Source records
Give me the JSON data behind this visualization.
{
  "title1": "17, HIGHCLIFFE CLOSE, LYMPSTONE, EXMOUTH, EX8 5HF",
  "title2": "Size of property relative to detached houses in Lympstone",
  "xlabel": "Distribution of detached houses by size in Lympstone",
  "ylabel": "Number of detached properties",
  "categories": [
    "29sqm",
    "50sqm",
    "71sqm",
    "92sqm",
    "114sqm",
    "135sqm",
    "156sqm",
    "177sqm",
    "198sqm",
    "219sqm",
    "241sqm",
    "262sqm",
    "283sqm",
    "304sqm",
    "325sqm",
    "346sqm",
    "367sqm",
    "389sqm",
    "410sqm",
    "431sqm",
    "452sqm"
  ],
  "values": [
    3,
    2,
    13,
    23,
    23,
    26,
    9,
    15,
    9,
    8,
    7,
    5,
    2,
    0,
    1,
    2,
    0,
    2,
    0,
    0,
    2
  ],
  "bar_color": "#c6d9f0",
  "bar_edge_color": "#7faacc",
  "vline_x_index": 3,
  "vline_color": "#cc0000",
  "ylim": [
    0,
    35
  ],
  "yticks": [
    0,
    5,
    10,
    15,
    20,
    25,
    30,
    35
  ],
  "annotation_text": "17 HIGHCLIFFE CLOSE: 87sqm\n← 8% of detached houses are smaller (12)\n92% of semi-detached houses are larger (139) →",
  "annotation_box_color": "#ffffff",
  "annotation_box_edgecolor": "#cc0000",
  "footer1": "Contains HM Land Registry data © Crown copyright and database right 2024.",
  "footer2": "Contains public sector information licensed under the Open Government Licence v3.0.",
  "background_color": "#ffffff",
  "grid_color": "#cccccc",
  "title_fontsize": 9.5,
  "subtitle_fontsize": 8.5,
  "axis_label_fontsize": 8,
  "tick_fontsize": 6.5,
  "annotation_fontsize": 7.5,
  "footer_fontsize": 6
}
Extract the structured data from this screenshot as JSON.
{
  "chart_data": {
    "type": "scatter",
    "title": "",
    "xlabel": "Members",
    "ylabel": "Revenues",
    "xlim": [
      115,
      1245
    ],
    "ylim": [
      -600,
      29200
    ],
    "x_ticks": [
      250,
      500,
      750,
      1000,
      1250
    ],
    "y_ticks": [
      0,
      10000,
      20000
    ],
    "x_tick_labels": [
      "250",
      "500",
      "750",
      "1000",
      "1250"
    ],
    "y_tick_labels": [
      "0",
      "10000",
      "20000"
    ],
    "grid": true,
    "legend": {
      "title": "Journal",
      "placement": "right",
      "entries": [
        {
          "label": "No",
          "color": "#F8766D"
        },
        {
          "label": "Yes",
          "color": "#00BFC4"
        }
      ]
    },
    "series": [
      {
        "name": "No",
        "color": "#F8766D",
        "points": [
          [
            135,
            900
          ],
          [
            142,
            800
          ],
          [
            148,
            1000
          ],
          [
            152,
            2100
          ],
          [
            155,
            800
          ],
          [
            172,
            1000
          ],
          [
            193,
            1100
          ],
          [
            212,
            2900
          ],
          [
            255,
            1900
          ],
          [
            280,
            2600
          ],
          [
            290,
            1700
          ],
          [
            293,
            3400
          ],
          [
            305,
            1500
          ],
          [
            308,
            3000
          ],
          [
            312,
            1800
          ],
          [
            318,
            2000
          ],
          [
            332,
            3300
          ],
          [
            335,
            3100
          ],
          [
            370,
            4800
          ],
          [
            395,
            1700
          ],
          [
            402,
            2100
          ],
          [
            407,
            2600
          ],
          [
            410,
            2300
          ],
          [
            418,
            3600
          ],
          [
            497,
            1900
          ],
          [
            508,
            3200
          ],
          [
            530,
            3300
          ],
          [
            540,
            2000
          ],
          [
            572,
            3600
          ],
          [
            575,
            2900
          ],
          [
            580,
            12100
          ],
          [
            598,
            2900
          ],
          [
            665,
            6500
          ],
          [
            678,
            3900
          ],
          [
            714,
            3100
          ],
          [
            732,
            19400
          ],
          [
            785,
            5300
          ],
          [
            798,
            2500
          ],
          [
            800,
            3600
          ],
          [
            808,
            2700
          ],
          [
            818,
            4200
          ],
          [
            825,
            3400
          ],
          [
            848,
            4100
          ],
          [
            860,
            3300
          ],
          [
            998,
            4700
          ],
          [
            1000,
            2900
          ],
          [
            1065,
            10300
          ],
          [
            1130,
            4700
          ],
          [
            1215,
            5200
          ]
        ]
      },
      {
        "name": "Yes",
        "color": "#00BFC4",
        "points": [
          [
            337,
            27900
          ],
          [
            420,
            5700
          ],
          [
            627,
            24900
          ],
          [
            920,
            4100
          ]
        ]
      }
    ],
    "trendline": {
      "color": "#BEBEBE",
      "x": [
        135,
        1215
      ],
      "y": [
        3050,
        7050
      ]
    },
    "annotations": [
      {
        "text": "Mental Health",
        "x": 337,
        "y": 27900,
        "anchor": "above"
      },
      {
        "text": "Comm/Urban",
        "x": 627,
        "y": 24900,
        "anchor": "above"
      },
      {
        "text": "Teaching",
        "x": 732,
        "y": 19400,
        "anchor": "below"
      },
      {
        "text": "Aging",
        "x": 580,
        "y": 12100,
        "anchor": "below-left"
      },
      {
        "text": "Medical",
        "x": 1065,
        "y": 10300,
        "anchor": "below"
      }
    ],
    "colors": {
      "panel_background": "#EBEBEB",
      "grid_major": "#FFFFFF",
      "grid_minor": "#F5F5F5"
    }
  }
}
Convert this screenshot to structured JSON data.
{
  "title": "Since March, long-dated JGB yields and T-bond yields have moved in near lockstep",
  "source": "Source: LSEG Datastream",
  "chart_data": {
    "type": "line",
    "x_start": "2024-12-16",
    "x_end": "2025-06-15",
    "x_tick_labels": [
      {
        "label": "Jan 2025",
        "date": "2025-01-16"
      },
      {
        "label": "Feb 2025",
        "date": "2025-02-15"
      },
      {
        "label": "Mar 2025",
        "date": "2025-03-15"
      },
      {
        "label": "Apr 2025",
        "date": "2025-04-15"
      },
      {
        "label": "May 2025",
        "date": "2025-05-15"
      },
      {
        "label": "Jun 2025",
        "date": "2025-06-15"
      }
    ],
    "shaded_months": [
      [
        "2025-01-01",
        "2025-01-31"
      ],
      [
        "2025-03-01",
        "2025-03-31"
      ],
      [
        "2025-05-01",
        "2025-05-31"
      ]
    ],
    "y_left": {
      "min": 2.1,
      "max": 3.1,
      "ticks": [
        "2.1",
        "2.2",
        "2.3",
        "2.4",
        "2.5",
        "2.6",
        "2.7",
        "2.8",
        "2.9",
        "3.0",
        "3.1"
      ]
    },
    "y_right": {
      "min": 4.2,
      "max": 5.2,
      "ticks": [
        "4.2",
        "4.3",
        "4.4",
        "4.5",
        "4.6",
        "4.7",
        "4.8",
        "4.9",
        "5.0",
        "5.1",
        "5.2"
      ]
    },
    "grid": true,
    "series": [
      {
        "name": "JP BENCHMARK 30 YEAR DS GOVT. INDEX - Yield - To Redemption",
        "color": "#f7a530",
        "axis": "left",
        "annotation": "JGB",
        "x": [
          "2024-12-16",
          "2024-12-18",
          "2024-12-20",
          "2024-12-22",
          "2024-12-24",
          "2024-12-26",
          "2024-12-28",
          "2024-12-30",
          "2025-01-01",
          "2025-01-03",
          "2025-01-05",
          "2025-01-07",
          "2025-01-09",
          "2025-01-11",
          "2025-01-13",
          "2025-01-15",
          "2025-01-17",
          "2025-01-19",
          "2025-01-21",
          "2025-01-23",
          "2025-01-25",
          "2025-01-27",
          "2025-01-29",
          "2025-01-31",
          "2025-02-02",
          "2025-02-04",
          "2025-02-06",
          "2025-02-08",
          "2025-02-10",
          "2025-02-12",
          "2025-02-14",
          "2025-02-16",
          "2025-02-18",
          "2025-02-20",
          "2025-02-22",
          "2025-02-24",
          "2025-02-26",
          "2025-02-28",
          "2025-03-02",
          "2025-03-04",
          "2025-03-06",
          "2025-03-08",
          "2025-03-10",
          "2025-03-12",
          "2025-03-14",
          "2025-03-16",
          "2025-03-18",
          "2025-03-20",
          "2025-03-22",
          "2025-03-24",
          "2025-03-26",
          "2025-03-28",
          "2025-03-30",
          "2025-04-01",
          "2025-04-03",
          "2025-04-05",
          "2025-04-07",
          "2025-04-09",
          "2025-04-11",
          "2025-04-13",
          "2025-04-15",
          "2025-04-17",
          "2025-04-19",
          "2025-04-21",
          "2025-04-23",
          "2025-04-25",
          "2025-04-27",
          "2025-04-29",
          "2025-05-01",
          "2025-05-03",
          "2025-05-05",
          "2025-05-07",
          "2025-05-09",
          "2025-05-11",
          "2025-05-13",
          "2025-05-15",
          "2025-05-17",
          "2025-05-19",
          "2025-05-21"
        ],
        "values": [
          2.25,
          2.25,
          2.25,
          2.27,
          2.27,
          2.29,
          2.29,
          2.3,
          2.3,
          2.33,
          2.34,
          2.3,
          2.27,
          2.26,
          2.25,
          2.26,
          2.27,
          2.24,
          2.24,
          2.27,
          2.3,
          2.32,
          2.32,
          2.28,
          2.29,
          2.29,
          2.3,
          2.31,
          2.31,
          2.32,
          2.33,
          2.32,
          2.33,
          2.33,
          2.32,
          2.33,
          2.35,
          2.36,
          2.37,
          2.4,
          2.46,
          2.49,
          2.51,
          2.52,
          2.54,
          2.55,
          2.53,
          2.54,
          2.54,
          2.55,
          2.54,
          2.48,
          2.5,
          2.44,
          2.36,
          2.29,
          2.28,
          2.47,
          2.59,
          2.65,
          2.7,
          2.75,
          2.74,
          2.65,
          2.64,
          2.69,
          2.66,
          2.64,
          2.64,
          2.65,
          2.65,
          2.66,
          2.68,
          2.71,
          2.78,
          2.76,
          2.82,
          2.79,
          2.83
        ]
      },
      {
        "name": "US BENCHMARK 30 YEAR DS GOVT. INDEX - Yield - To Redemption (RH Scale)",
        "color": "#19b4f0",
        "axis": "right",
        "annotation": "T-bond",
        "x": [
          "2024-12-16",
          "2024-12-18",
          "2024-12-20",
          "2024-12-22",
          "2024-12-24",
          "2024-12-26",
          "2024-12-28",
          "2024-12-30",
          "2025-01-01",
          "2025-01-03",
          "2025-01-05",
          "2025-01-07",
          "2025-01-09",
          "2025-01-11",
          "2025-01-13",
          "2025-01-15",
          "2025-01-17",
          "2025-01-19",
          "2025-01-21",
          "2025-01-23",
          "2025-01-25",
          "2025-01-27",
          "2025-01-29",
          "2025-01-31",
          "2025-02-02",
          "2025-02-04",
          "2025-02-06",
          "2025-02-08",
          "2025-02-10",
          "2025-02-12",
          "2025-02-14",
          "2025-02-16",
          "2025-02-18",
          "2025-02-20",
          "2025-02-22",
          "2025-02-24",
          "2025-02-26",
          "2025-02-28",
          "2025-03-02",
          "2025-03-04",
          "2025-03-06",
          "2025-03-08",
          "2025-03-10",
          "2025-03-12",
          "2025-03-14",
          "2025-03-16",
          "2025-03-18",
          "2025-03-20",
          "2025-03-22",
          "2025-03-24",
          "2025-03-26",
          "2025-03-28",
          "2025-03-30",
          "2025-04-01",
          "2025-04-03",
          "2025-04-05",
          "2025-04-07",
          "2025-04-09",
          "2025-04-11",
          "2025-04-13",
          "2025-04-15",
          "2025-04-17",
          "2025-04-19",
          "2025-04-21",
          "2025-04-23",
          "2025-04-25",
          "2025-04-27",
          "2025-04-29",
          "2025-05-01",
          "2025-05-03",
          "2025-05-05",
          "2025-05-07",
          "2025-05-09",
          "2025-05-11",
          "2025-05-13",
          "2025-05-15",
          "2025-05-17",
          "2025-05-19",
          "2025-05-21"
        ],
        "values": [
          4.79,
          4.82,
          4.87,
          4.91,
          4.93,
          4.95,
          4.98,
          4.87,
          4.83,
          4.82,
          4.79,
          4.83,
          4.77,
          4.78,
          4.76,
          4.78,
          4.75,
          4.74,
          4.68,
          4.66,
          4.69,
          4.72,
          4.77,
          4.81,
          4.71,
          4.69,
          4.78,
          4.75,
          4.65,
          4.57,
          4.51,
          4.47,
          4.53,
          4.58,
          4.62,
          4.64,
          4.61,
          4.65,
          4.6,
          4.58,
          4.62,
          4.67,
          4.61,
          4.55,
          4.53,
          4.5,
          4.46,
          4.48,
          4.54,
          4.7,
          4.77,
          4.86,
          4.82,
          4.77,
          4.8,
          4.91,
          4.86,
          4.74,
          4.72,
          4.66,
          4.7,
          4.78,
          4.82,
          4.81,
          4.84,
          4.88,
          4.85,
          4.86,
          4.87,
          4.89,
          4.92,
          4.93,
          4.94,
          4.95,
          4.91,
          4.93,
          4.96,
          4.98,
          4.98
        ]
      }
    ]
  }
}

**What to produce**: In the lines above, locate the string "houses". Copy every line where it occurs.

**Result**:
  "title2": "Size of property relative to detached houses in Lympstone",
  "xlabel": "Distribution of detached houses by size in Lympstone",
  "annotation_text": "17 HIGHCLIFFE CLOSE: 87sqm\n← 8% of detached houses are smaller (12)\n92% of semi-detached houses are larger (139) →",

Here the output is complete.